## Text shown
##########

# Notifications



## jmt356

Is it possible to get not only notifications that a new message was posted on thsi forum, but the actual message itself delivered to my inbox? I would like to be able to download this information so it is accessible when I am not online.


----------



## Cagey

jmt356 said:


> Is it possible to get not only notifications that a new message was posted on thsi forum, but the actual message itself delivered to my inbox? I would like to be able to download this information so it is accessible when I am not online.


If you are asking to have the text of a post to be delivered with the email notice, no it isn't possible.  This is not an individual option. 

You probably have noticed that one of the options available under the _Thread Tools_ is "Show Printable Version."  This would enable you to save the entire text as a PDF file, or in some other form.  I realize this does not solve the problem of giving you access to individual posts as they are submitted.


----------



## AngelEyes

I used to get the post in my inbox. I liked this feature. I didn't have to visit the site to read what's going on. Why was that dropped? And if Mike can bring it back, I'd be happy about that.


----------



## swift

Good morning, AngelEyes. 

A possible explanation here: Text in e-mails.


----------



## Youngfun

I must be missing something. 
When I get emails, I also get the text of the posts.


----------



## jmt356

Swift, your link is to a thread where the possibility of receiving an occasional spam message is cited as the reason for not including messages with the notifications. But there seems to be consensus that spam is so rare and the inconvenience caused thereby is outweighed by the inconvenience of having to click on the link of each notification to read the message. So why then doesn't WordReference allow it?

##########

## Challenge
Reproduce the part of the notifications thread starting with "Good morning, AngelEyes." and going on through "of the posts.".

##########

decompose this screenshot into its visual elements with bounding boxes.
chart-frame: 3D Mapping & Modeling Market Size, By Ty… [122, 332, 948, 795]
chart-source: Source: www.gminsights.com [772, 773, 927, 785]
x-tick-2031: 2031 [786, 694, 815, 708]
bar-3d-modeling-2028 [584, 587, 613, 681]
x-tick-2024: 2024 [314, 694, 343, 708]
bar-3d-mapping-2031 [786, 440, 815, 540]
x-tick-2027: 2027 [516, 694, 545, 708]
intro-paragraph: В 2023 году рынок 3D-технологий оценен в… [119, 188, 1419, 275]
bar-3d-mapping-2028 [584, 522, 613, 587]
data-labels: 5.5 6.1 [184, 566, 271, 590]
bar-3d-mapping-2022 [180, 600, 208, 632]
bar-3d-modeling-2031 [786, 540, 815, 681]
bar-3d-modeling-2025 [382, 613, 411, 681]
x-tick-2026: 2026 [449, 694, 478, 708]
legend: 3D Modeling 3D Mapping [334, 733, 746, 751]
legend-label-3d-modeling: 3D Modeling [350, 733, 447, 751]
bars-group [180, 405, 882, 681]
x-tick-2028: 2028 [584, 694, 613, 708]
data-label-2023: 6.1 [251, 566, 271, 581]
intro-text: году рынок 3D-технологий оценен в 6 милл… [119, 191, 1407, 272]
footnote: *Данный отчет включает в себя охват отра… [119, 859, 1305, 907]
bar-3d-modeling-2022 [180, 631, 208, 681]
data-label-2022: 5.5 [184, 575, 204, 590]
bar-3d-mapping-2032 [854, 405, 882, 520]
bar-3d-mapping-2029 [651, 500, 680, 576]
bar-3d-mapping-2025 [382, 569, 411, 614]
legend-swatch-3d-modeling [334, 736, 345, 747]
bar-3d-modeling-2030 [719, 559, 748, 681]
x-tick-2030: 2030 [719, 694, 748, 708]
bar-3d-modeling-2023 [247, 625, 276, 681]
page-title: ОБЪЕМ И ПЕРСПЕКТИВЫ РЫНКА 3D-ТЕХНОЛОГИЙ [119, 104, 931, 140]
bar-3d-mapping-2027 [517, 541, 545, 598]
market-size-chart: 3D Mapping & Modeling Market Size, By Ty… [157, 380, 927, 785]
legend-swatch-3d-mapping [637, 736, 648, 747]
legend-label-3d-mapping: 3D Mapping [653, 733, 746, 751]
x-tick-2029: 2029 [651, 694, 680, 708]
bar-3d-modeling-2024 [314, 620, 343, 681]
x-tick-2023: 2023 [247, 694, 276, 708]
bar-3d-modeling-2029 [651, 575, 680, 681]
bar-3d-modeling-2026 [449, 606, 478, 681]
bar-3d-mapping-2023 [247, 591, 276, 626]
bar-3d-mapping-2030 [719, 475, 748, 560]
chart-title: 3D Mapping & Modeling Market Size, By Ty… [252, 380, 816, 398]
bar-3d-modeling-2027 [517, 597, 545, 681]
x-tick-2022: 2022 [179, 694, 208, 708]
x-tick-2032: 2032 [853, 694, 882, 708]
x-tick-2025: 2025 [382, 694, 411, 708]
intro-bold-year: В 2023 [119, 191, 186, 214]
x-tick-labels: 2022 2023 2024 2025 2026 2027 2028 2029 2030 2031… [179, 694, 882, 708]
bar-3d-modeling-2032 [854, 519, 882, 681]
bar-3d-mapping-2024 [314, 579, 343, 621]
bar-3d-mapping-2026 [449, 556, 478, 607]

##########

## Written answer
Good morning, AngelEyes. 

A possible explanation here: Text in e-mails.


----------



## Youngfun

I must be missing something. 
When I get emails, I also get the text of the posts.